Comb the records below for the string "this" and copy each line where it turns up.
————————
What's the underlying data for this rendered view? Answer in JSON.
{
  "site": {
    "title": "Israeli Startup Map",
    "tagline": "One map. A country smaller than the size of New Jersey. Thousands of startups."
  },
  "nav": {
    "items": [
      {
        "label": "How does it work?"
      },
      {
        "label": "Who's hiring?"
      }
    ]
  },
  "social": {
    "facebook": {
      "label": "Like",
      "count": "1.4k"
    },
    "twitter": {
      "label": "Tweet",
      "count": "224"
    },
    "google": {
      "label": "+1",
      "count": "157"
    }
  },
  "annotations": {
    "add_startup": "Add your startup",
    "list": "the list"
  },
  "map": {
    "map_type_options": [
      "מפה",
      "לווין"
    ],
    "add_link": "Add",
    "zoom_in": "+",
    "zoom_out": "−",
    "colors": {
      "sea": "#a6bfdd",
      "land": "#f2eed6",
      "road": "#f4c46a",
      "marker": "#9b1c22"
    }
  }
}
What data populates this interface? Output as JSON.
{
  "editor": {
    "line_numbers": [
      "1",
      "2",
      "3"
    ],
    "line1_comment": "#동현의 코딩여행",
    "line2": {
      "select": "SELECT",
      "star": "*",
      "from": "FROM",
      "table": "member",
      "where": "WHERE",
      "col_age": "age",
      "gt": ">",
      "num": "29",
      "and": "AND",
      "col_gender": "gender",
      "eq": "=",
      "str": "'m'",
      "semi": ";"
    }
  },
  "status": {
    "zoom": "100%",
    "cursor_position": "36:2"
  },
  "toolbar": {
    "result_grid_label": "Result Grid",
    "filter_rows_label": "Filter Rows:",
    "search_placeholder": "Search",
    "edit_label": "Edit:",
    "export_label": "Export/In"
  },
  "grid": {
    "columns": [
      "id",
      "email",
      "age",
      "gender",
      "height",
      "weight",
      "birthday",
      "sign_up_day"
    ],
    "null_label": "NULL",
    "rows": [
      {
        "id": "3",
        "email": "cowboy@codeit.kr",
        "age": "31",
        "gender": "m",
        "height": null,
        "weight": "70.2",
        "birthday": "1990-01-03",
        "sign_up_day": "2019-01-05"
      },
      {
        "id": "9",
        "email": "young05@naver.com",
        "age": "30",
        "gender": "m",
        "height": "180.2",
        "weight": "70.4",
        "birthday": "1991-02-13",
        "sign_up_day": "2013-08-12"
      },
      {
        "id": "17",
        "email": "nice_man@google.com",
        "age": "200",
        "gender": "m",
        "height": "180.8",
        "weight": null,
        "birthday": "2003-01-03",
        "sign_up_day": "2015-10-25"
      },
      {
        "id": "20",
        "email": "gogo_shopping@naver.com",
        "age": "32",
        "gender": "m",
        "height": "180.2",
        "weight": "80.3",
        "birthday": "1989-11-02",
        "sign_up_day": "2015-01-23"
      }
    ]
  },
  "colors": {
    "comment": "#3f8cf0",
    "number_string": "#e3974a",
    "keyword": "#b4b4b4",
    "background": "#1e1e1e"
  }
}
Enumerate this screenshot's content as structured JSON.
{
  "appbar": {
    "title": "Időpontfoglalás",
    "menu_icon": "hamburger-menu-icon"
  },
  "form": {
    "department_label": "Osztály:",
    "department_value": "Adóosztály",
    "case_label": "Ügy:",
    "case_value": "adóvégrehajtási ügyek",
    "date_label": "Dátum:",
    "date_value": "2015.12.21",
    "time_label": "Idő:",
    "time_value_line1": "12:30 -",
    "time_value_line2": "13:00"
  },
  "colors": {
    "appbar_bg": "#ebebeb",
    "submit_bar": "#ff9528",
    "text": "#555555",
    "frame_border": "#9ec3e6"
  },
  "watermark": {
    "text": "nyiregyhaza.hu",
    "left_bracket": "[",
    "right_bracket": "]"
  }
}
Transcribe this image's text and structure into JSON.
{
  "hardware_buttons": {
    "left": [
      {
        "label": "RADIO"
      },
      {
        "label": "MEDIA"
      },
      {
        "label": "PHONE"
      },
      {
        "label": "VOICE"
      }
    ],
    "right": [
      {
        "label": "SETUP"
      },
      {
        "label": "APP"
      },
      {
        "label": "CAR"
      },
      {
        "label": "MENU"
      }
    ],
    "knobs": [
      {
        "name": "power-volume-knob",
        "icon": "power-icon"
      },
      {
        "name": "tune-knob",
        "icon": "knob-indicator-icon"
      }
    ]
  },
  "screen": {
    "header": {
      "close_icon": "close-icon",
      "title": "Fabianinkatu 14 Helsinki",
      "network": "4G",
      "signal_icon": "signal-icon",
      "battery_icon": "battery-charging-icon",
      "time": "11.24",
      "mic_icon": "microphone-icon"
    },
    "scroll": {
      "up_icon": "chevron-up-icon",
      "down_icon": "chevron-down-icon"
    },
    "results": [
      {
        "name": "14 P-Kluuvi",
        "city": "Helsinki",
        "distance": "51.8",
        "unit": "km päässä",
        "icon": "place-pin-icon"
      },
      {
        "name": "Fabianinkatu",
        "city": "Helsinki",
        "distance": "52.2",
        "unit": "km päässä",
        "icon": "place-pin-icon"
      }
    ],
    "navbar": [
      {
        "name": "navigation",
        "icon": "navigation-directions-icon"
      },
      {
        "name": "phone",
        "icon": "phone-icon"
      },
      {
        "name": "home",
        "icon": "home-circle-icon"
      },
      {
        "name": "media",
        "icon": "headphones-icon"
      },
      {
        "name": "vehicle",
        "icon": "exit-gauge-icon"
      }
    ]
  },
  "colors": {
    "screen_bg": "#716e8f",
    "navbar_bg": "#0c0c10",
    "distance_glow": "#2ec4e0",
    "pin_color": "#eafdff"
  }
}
————————
● **Final result**:
What's the underlying data for this rendered view? Answer in JSON.
What data populates this interface? Output as JSON.
Enumerate this screenshot's content as structured JSON.
Transcribe this image's text and structure into JSON.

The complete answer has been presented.